Осторожно, треножник! - Александр Жолковский
Шрифт:
Интервал:
Закладка:
Органическое недоверие к новшествам (а также к теориям) заставляет многих из нас вполне по-советски отвергать с порога деконструкцию и другие непривычные системы мышления. Грустно признать, но наиболее смелая интерпретация Хлебникова на юбилейной конференции в честь его столетия (Амстердам, 1985) прозвучала в докладе западного ученого (со знаменательной фамилией Вестстейн). Применив к нашему поэту понятия современной теории повествования, он прочел его как постмодерниста-полифониста, поэтический мир которого построен на отсутствии единого лирического «я» (Вестстейн 1986) .

· · · · · · ·

**ЗАДАНИЯ**
**1.** Где и в каком году прошла юбилейная конференция к столетию Хлебникова, о которой говорится в тексте?
**2.** Воспроизведите фрагмент текста, начиная со слов «Осторожно, треножник! - Александр» и до слов «(Вестстейн 1986) .» включительно.

**Элементы из набора данных**
· · · · · · ·

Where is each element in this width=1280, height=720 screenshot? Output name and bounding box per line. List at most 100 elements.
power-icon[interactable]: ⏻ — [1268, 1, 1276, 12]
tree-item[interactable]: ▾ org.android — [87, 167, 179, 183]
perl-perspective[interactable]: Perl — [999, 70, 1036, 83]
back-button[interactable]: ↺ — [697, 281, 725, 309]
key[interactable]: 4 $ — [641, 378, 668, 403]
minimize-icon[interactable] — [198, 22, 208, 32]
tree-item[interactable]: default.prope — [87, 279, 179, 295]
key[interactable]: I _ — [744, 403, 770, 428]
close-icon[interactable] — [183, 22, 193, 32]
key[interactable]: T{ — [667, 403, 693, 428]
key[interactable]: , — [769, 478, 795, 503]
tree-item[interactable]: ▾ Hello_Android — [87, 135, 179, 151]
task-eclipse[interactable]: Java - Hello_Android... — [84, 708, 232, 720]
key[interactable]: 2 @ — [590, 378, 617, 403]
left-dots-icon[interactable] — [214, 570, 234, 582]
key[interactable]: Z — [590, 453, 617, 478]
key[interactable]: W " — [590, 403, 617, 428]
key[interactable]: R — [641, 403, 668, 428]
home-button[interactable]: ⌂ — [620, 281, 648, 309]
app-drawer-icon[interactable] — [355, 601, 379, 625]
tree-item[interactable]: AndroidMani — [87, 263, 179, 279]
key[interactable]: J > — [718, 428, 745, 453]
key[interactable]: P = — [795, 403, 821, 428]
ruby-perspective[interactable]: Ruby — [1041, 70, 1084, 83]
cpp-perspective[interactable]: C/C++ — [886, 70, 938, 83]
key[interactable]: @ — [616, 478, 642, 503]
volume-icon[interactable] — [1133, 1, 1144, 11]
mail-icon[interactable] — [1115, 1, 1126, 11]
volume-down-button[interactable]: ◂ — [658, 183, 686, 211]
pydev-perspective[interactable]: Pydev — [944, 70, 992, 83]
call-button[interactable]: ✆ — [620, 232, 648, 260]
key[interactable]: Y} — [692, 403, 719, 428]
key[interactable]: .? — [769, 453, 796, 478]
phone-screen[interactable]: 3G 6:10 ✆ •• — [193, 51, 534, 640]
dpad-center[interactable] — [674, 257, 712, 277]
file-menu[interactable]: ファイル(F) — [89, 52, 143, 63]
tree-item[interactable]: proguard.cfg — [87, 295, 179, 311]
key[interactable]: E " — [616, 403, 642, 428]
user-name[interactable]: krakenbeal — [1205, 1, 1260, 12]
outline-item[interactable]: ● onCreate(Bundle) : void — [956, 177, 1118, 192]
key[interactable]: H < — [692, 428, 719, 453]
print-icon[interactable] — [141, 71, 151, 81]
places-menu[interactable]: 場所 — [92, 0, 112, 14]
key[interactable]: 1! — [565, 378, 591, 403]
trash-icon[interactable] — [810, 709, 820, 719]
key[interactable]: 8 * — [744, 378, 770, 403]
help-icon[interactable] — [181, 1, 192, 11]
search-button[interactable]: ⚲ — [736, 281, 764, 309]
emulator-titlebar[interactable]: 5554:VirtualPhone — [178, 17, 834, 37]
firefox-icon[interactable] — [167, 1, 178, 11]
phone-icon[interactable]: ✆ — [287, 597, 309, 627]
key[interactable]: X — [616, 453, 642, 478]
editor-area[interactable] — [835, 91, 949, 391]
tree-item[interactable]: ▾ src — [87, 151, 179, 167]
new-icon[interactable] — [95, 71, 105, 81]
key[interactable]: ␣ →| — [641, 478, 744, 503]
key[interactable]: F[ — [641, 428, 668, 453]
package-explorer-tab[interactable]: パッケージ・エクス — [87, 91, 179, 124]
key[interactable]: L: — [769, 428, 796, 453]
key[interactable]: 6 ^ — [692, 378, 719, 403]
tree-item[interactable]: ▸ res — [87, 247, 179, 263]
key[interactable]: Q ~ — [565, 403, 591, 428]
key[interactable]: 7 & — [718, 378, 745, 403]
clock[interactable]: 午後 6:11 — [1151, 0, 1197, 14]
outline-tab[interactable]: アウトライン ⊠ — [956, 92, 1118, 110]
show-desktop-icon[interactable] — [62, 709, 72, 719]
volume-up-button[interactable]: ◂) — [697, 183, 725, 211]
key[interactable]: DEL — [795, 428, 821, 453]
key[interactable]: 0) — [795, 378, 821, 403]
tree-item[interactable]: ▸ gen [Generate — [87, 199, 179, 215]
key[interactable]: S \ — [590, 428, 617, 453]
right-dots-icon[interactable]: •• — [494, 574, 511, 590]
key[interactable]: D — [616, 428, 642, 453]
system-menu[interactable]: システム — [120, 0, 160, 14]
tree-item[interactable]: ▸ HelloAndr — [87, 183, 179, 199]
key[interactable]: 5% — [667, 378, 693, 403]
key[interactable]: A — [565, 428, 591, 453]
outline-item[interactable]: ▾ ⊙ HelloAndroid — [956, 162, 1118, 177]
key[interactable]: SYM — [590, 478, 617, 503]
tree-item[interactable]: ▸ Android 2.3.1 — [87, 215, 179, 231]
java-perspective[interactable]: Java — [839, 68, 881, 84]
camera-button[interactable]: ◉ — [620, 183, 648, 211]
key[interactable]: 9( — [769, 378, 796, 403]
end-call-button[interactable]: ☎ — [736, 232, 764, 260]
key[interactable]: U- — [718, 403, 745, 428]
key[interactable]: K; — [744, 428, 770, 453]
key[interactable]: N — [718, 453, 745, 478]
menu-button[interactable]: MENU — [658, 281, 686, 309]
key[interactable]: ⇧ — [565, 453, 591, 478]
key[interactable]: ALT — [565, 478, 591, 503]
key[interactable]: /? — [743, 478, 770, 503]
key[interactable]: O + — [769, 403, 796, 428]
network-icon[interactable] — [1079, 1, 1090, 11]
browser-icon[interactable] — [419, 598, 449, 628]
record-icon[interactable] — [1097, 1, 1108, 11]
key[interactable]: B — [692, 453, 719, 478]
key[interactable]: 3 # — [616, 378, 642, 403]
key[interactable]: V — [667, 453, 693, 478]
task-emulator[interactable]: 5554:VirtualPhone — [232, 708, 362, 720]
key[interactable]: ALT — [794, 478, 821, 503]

· · · · · · ·

**ОТВЕТЫ**
**1.** В Амстердаме в 1985 году.

**2.**
Осторожно, треножник! - Александр Жолковский
Шрифт:
Интервал:
Закладка:
Органическое недоверие к новшествам (а также к теориям) заставляет многих из нас вполне по-советски отвергать с порога деконструкцию и другие непривычные системы мышления. Грустно признать, но наиболее смелая интерпретация Хлебникова на юбилейной конференции в честь его столетия (Амстердам, 1985) прозвучала в докладе западного ученого (со знаменательной фамилией Вестстейн). Применив к нашему поэту понятия современной теории повествования, он прочел его как постмодерниста-полифониста, поэтический мир которого построен на отсутствии единого лирического «я» (Вестстейн 1986) .